> **Data items**:
▼

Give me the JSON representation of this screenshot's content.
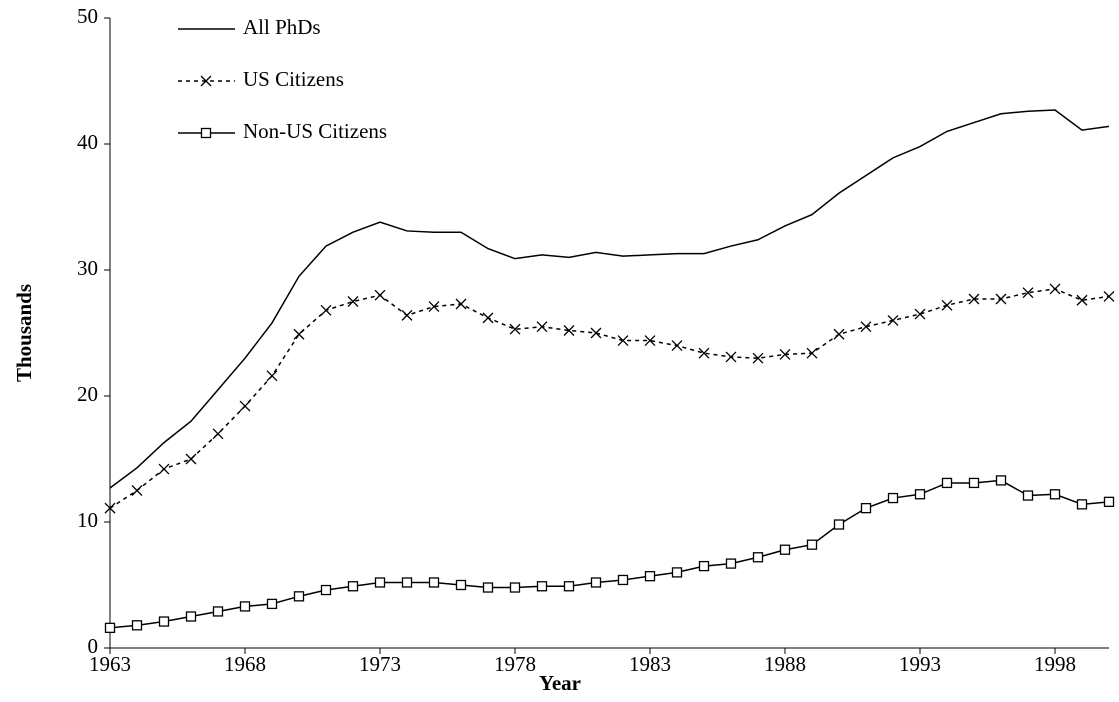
{
  "chart_data": {
    "type": "line",
    "x_label": "Year",
    "y_label": "Thousands",
    "x": [
      1963,
      1964,
      1965,
      1966,
      1967,
      1968,
      1969,
      1970,
      1971,
      1972,
      1973,
      1974,
      1975,
      1976,
      1977,
      1978,
      1979,
      1980,
      1981,
      1982,
      1983,
      1984,
      1985,
      1986,
      1987,
      1988,
      1989,
      1990,
      1991,
      1992,
      1993,
      1994,
      1995,
      1996,
      1997,
      1998,
      1999,
      2000
    ],
    "series": [
      {
        "name": "All PhDs",
        "color": "#000000",
        "dash": false,
        "marker": "none",
        "values": [
          12.7,
          14.3,
          16.3,
          18.0,
          20.5,
          23.0,
          25.8,
          29.5,
          31.9,
          33.0,
          33.8,
          33.1,
          33.0,
          33.0,
          31.7,
          30.9,
          31.2,
          31.0,
          31.4,
          31.1,
          31.2,
          31.3,
          31.3,
          31.9,
          32.4,
          33.5,
          34.4,
          36.1,
          37.5,
          38.9,
          39.8,
          41.0,
          41.7,
          42.4,
          42.6,
          42.7,
          41.1,
          41.4
        ]
      },
      {
        "name": "US Citizens",
        "color": "#000000",
        "dash": true,
        "marker": "x",
        "values": [
          11.1,
          12.5,
          14.2,
          15.0,
          17.0,
          19.2,
          21.6,
          24.9,
          26.8,
          27.5,
          28.0,
          26.4,
          27.1,
          27.3,
          26.2,
          25.3,
          25.5,
          25.2,
          25.0,
          24.4,
          24.4,
          24.0,
          23.4,
          23.1,
          23.0,
          23.3,
          23.4,
          24.9,
          25.5,
          26.0,
          26.5,
          27.2,
          27.7,
          27.7,
          28.2,
          28.5,
          27.6,
          27.9
        ]
      },
      {
        "name": "Non-US Citizens",
        "color": "#000000",
        "dash": false,
        "marker": "square",
        "values": [
          1.6,
          1.8,
          2.1,
          2.5,
          2.9,
          3.3,
          3.5,
          4.1,
          4.6,
          4.9,
          5.2,
          5.2,
          5.2,
          5.0,
          4.8,
          4.8,
          4.9,
          4.9,
          5.2,
          5.4,
          5.7,
          6.0,
          6.5,
          6.7,
          7.2,
          7.8,
          8.2,
          9.8,
          11.1,
          11.9,
          12.2,
          13.1,
          13.1,
          13.3,
          12.1,
          12.2,
          11.4,
          11.6
        ]
      }
    ],
    "xlim": [
      1963,
      2000
    ],
    "xticks": [
      1963,
      1968,
      1973,
      1978,
      1983,
      1988,
      1993,
      1998
    ],
    "ylim": [
      0,
      50
    ],
    "yticks": [
      0,
      10,
      20,
      30,
      40,
      50
    ],
    "grid": false,
    "legend": "top-left"
  }
}
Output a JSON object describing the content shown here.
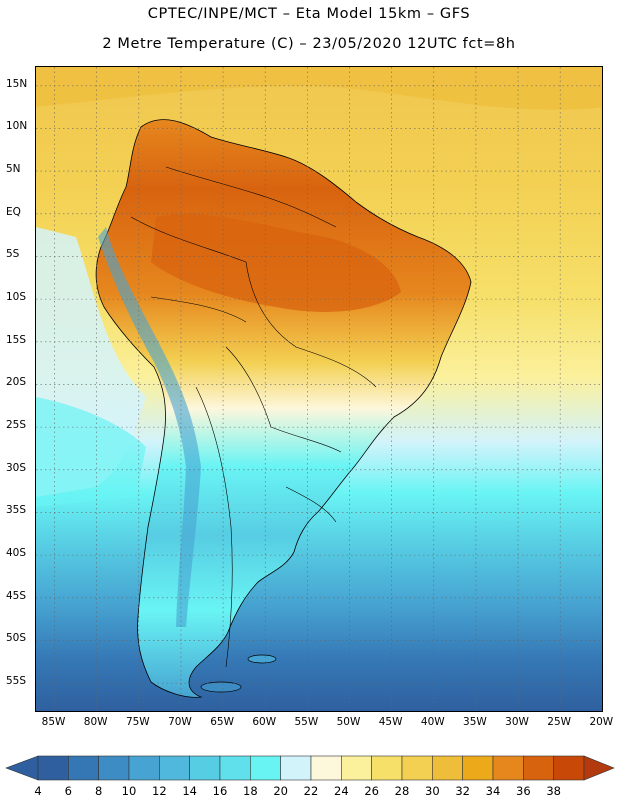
{
  "title": {
    "line1": "CPTEC/INPE/MCT –  Eta Model 15km – GFS",
    "line2": "2 Metre Temperature (C) – 23/05/2020 12UTC fct=8h"
  },
  "map": {
    "region": "South America",
    "lat_labels": [
      "15N",
      "10N",
      "5N",
      "EQ",
      "5S",
      "10S",
      "15S",
      "20S",
      "25S",
      "30S",
      "35S",
      "40S",
      "45S",
      "50S",
      "55S"
    ],
    "lat_values": [
      15,
      10,
      5,
      0,
      -5,
      -10,
      -15,
      -20,
      -25,
      -30,
      -35,
      -40,
      -45,
      -50,
      -55
    ],
    "lon_labels": [
      "85W",
      "80W",
      "75W",
      "70W",
      "65W",
      "60W",
      "55W",
      "50W",
      "45W",
      "40W",
      "35W",
      "30W",
      "25W",
      "20W"
    ],
    "lon_values": [
      -85,
      -80,
      -75,
      -70,
      -65,
      -60,
      -55,
      -50,
      -45,
      -40,
      -35,
      -30,
      -25,
      -20
    ]
  },
  "colorbar": {
    "labels": [
      "4",
      "6",
      "8",
      "10",
      "12",
      "14",
      "16",
      "18",
      "20",
      "22",
      "24",
      "26",
      "28",
      "30",
      "32",
      "34",
      "36",
      "38"
    ],
    "colors": [
      "#2f5f9e",
      "#3577b5",
      "#3d8cc4",
      "#47a4d2",
      "#4fb8dc",
      "#57cde3",
      "#5fe0ea",
      "#69f4f4",
      "#d3f3fb",
      "#fdf7dc",
      "#fbf09c",
      "#f6e06a",
      "#f3d052",
      "#eebd3a",
      "#eca91a",
      "#e6871e",
      "#d8630f",
      "#c84808",
      "#b33a0e"
    ]
  }
}
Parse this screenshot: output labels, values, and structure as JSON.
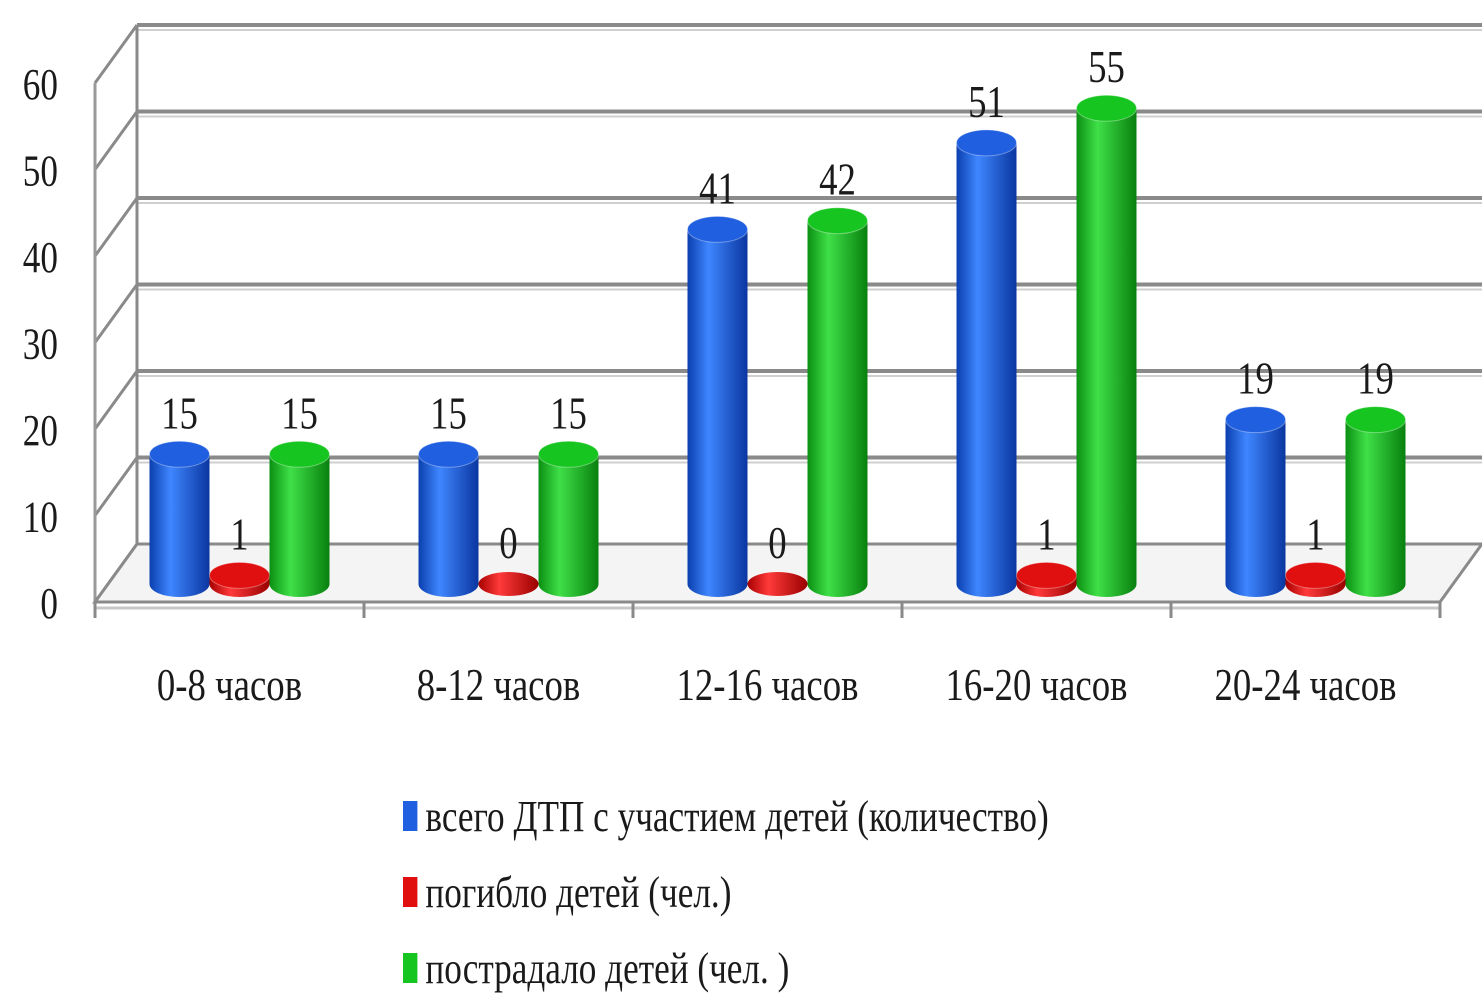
{
  "chart_data": {
    "type": "bar",
    "style": "3d-cylinder",
    "categories": [
      "0-8 часов",
      "8-12 часов",
      "12-16 часов",
      "16-20 часов",
      "20-24 часов"
    ],
    "series": [
      {
        "name": "всего ДТП с участием детей (количество)",
        "color": "#1f5fe0",
        "values": [
          15,
          15,
          41,
          51,
          19
        ]
      },
      {
        "name": "погибло детей (чел.)",
        "color": "#e01010",
        "values": [
          1,
          0,
          0,
          1,
          1
        ]
      },
      {
        "name": "пострадало детей (чел. )",
        "color": "#16c51f",
        "values": [
          15,
          15,
          42,
          55,
          19
        ]
      }
    ],
    "ylim": [
      0,
      60
    ],
    "yticks": [
      0,
      10,
      20,
      30,
      40,
      50,
      60
    ],
    "grid": true,
    "data_labels": true,
    "legend_position": "bottom"
  }
}
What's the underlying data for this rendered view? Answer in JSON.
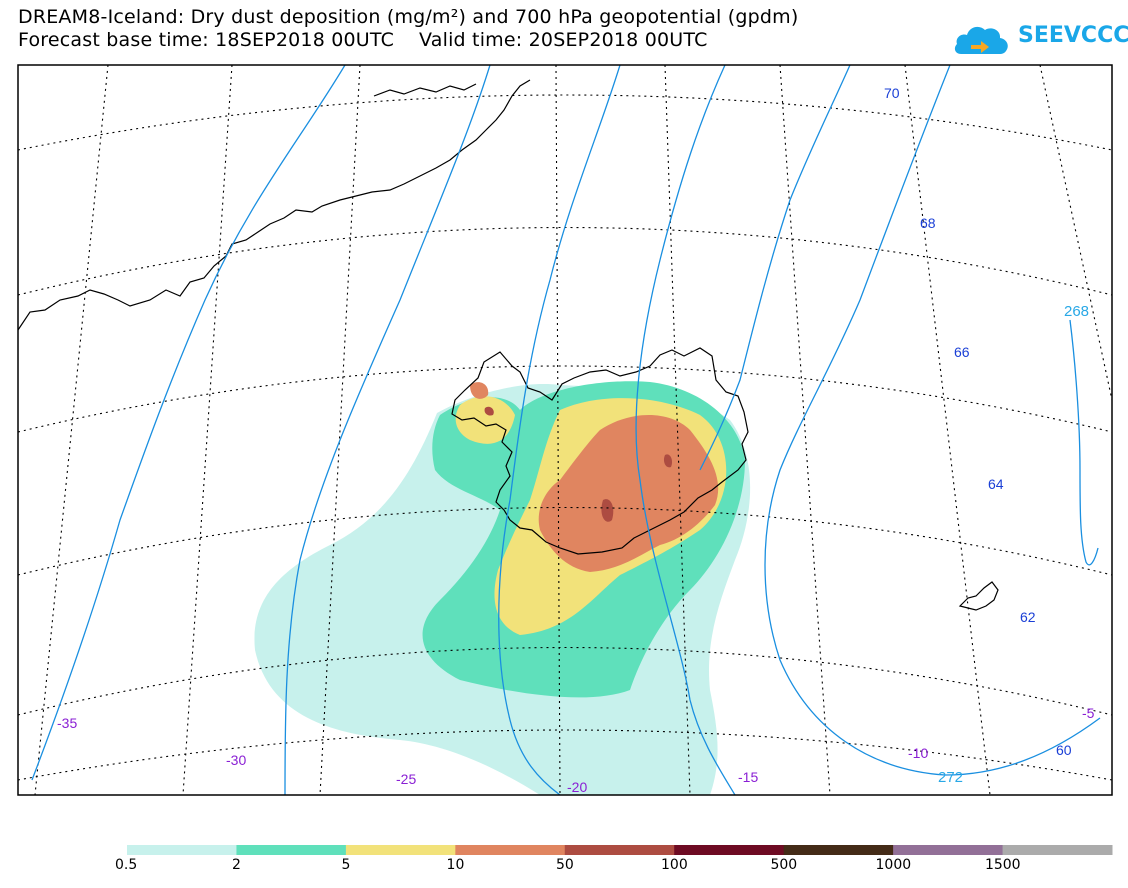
{
  "title_line1": "DREAM8-Iceland: Dry dust deposition (mg/m²) and 700 hPa geopotential (gpdm)",
  "title_line2": "Forecast base time: 18SEP2018 00UTC    Valid time: 20SEP2018 00UTC",
  "logo_text": "SEEVCCC",
  "map": {
    "geopotential_labels": [
      "70",
      "68",
      "66",
      "64",
      "62",
      "60"
    ],
    "temperature_labels": [
      "268",
      "272"
    ],
    "longitude_labels": [
      "-35",
      "-30",
      "-25",
      "-20",
      "-15",
      "-10",
      "-5"
    ]
  },
  "legend": {
    "levels": [
      "0.5",
      "2",
      "5",
      "10",
      "50",
      "100",
      "500",
      "1000",
      "1500"
    ],
    "colors": [
      "#c7f1ec",
      "#5fe0bb",
      "#f2e27a",
      "#e08560",
      "#ad4c41",
      "#6e0b23",
      "#442b17",
      "#927097",
      "#ababab"
    ]
  }
}
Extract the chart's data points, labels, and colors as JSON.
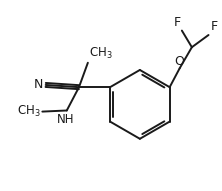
{
  "bg_color": "#ffffff",
  "line_color": "#1a1a1a",
  "line_width": 1.4,
  "font_size": 8.5,
  "figsize": [
    2.22,
    1.91
  ],
  "dpi": 100,
  "xlim": [
    0,
    10
  ],
  "ylim": [
    0,
    8.6
  ]
}
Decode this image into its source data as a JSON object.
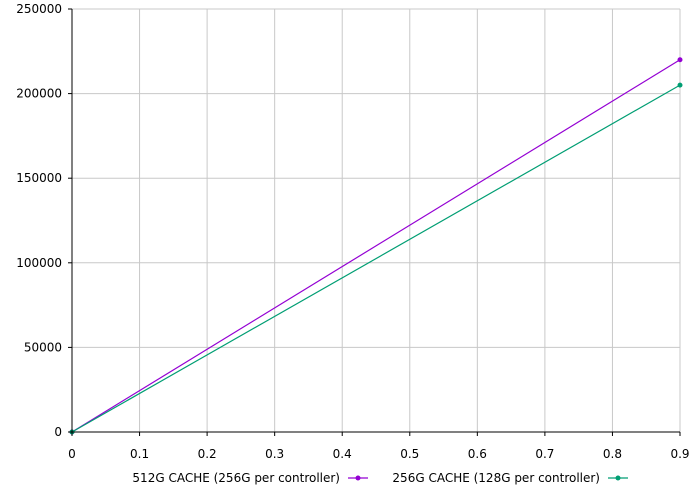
{
  "chart_data": {
    "type": "line",
    "title": "",
    "xlabel": "",
    "ylabel": "",
    "xlim": [
      0,
      0.9
    ],
    "ylim": [
      0,
      250000
    ],
    "x_ticks": [
      "0",
      "0.1",
      "0.2",
      "0.3",
      "0.4",
      "0.5",
      "0.6",
      "0.7",
      "0.8",
      "0.9"
    ],
    "y_ticks": [
      "0",
      "50000",
      "100000",
      "150000",
      "200000",
      "250000"
    ],
    "grid": true,
    "legend_position": "bottom",
    "series": [
      {
        "name": "512G CACHE (256G per controller)",
        "color": "#9400d3",
        "x": [
          0,
          0.9
        ],
        "y": [
          0,
          220000
        ]
      },
      {
        "name": "256G CACHE (128G per controller)",
        "color": "#009e73",
        "x": [
          0,
          0.9
        ],
        "y": [
          0,
          205000
        ]
      }
    ]
  }
}
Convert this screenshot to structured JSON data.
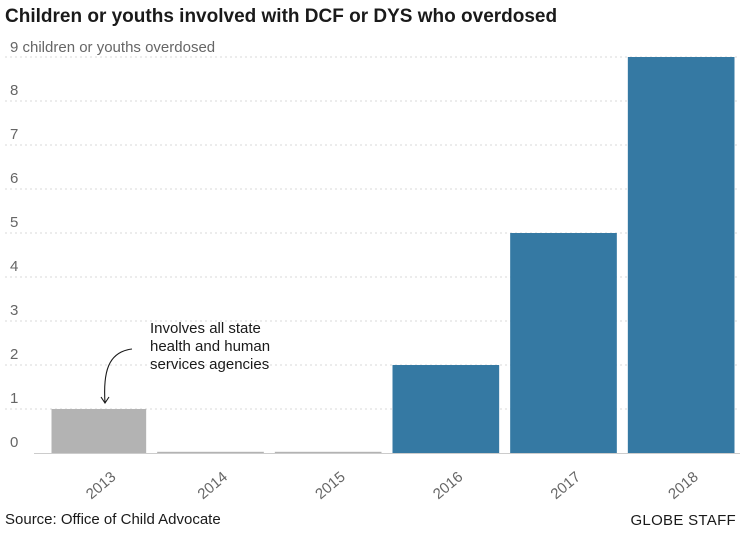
{
  "chart_data": {
    "type": "bar",
    "title": "Children or youths involved with DCF or DYS who overdosed",
    "unit_label": "9 children or youths overdosed",
    "categories": [
      "2013",
      "2014",
      "2015",
      "2016",
      "2017",
      "2018"
    ],
    "values": [
      1,
      0,
      0,
      2,
      5,
      9
    ],
    "ylim": [
      0,
      9
    ],
    "yticks": [
      "0",
      "1",
      "2",
      "3",
      "4",
      "5",
      "6",
      "7",
      "8"
    ],
    "grid": true,
    "colors": {
      "highlight": "#b3b3b3",
      "primary": "#3579a3"
    },
    "bar_colors": [
      "#b3b3b3",
      "#b3b3b3",
      "#b3b3b3",
      "#3579a3",
      "#3579a3",
      "#3579a3"
    ],
    "annotation": {
      "category": "2013",
      "lines": [
        "Involves all state",
        "health and human",
        "services agencies"
      ]
    }
  },
  "footer": {
    "source": "Source: Office of Child Advocate",
    "credit": "GLOBE STAFF"
  }
}
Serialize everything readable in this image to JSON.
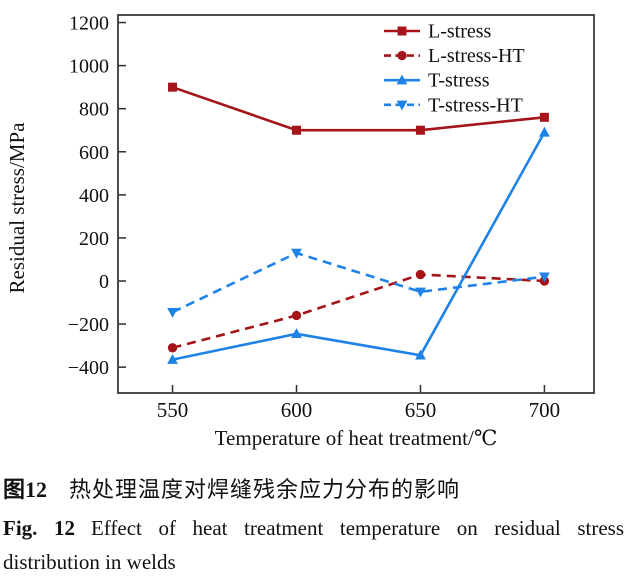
{
  "figure": {
    "caption_cn_label": "图12",
    "caption_cn_text": "热处理温度对焊缝残余应力分布的影响",
    "caption_en_label": "Fig. 12",
    "caption_en_text": "Effect of heat treatment temperature on residual stress distribution in welds"
  },
  "chart_data": {
    "type": "line",
    "title": "",
    "xlabel": "Temperature of heat treatment/℃",
    "ylabel": "Residual stress/MPa",
    "x": [
      550,
      600,
      650,
      700
    ],
    "series": [
      {
        "name": "L-stress",
        "color": "#a51419",
        "line": "solid",
        "marker": "square",
        "values": [
          900,
          700,
          700,
          760
        ]
      },
      {
        "name": "L-stress-HT",
        "color": "#a51419",
        "line": "dashed",
        "marker": "circle",
        "values": [
          -310,
          -160,
          30,
          0
        ]
      },
      {
        "name": "T-stress",
        "color": "#1e82e6",
        "line": "solid",
        "marker": "triangle-up",
        "values": [
          -365,
          -245,
          -345,
          690
        ]
      },
      {
        "name": "T-stress-HT",
        "color": "#1e82e6",
        "line": "dashed",
        "marker": "triangle-down",
        "values": [
          -145,
          130,
          -50,
          20
        ]
      }
    ],
    "x_ticks": [
      550,
      600,
      650,
      700
    ],
    "y_ticks": [
      -400,
      -200,
      0,
      200,
      400,
      600,
      800,
      1000,
      1200
    ],
    "xlim": [
      528,
      720
    ],
    "ylim": [
      -520,
      1235
    ],
    "grid": false,
    "legend_position": "top-right",
    "frame_color": "#2e2e2e",
    "background": "#ffffff"
  }
}
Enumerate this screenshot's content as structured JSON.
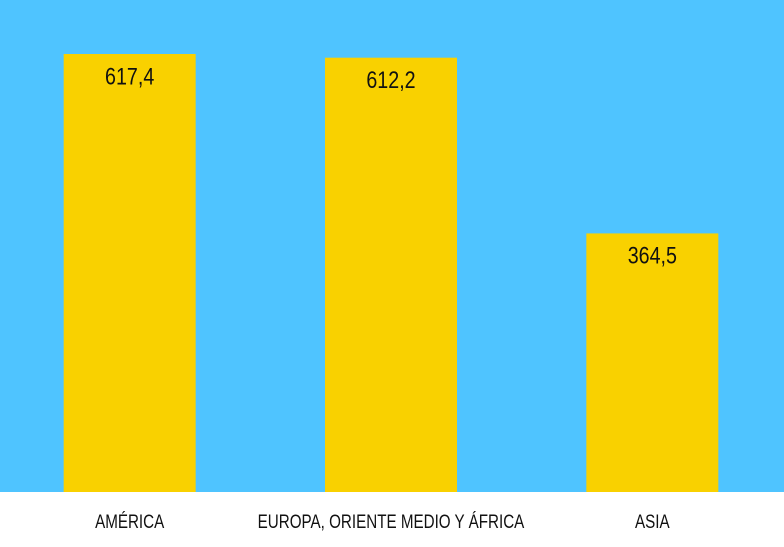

▲

> **Given exercise**: Pick out every line above that contains the word "xlabel" and copy it.

> **Answer to the problem**:
    "xlabel": "",
    "xlabel": "Temperature of heat treatment/℃",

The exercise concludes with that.